[Records that describe figures]
[START]
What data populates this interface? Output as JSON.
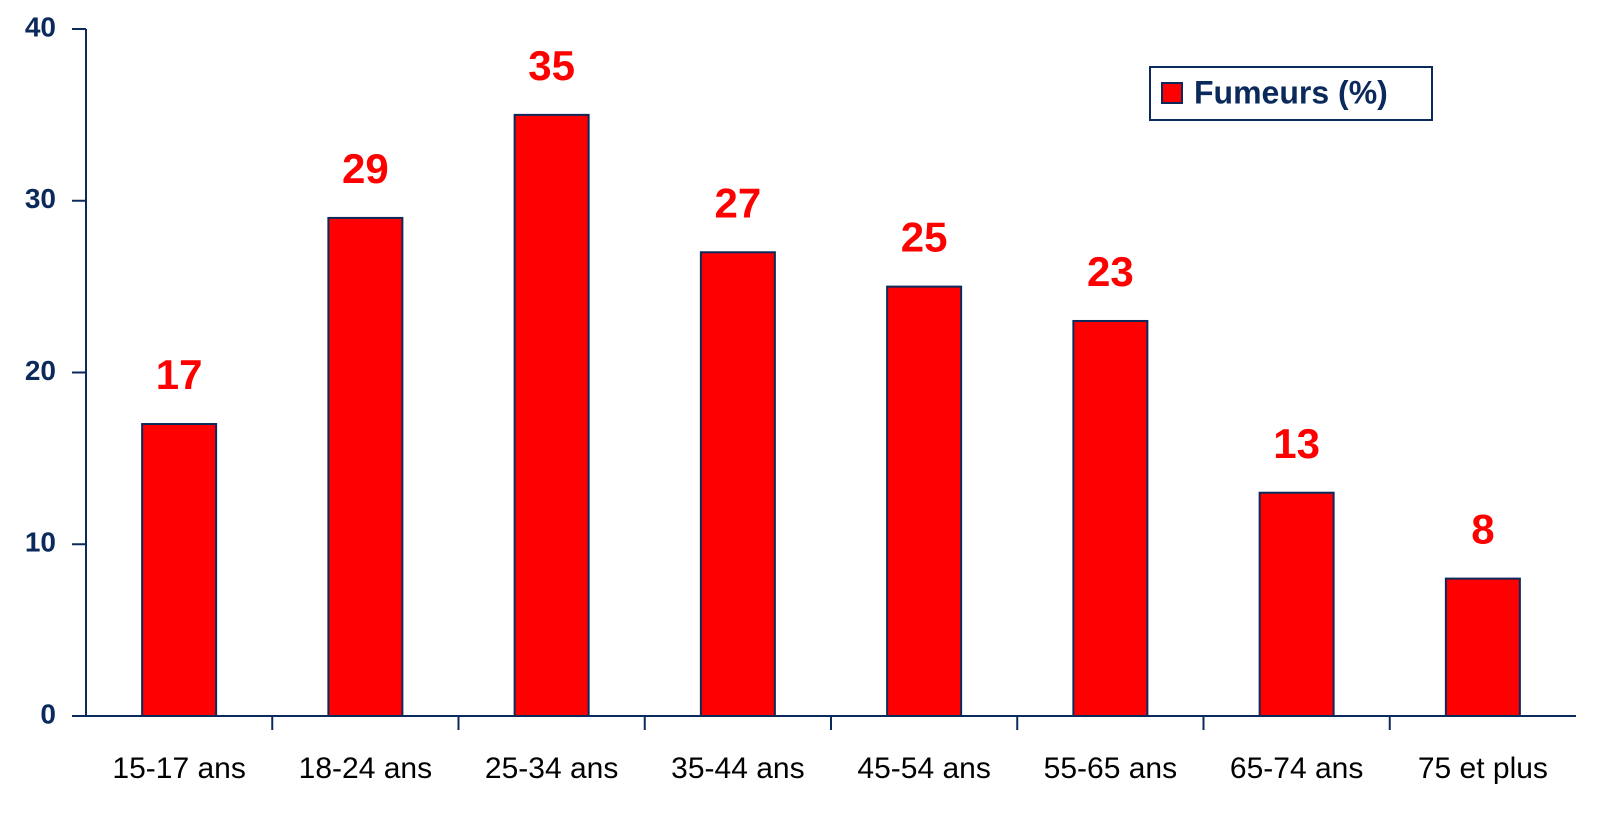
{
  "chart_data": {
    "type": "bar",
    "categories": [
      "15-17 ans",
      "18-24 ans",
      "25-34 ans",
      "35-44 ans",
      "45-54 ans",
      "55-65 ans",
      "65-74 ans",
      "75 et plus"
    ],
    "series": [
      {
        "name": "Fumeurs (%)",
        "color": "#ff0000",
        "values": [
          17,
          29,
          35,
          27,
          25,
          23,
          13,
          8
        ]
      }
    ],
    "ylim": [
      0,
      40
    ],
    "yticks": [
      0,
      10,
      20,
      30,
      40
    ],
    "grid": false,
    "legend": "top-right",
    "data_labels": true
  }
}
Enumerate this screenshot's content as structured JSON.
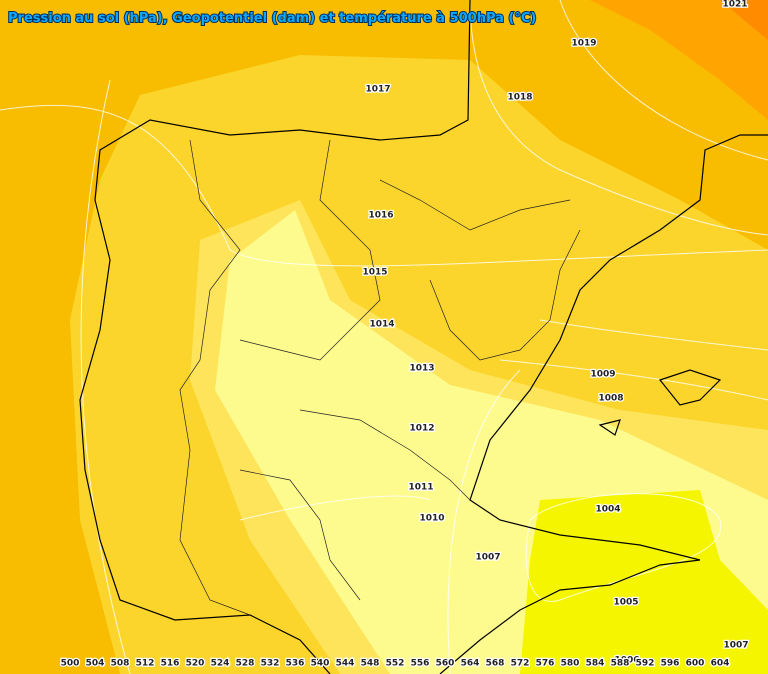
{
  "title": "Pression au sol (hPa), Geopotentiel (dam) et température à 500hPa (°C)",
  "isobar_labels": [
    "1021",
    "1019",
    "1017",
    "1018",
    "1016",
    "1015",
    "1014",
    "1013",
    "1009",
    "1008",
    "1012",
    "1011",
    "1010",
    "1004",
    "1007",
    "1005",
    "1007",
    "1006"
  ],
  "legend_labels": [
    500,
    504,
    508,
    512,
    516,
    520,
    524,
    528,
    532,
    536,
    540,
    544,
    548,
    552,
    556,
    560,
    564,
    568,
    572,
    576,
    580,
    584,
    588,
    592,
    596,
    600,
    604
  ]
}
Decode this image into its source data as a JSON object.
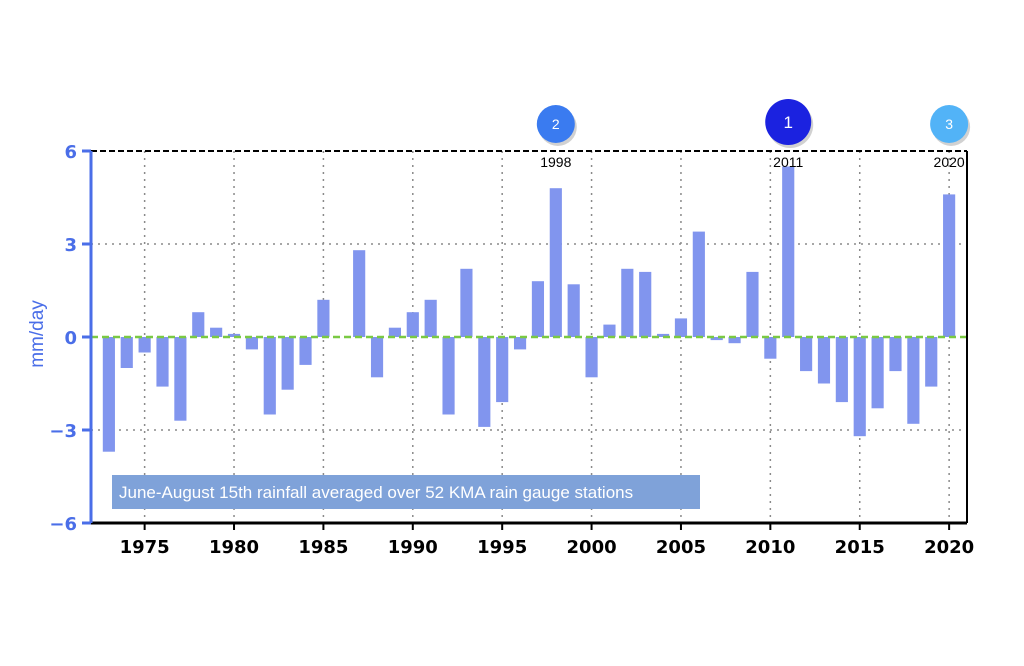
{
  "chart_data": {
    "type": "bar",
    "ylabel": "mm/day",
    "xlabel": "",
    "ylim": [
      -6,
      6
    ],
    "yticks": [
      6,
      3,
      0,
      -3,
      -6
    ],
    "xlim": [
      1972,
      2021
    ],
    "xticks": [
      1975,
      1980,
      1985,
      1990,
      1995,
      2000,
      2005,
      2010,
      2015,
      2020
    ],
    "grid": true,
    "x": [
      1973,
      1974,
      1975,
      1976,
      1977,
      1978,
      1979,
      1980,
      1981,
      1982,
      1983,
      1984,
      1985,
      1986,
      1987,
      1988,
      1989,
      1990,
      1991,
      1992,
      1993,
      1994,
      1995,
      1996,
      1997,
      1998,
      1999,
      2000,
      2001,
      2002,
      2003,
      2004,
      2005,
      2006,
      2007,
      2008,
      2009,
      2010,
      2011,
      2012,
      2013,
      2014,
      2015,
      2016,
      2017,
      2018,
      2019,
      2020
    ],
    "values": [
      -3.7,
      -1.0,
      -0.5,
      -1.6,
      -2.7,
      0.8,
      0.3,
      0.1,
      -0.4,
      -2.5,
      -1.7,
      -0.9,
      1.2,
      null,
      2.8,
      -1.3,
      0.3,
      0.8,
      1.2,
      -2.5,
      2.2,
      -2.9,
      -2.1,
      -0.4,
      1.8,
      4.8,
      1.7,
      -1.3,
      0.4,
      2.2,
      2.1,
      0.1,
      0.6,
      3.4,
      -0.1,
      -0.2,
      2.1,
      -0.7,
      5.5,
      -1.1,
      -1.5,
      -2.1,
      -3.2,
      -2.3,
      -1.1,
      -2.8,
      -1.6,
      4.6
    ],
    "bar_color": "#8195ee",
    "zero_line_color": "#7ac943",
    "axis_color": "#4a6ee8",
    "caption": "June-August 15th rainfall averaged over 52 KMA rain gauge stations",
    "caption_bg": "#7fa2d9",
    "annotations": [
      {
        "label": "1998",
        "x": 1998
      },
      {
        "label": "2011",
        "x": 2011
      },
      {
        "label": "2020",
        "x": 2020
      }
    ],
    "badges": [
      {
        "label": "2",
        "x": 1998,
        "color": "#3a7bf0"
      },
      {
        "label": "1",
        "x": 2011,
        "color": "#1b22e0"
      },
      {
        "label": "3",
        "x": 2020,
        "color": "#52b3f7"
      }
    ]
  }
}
[END]
• Challenge
Your task is to list each line of the records with the word "JSON".

• Response to this task
What data populates this interface? Output as JSON.
Enumerate this screenshot's content as structured JSON.
Decode this image into its source data as a JSON object.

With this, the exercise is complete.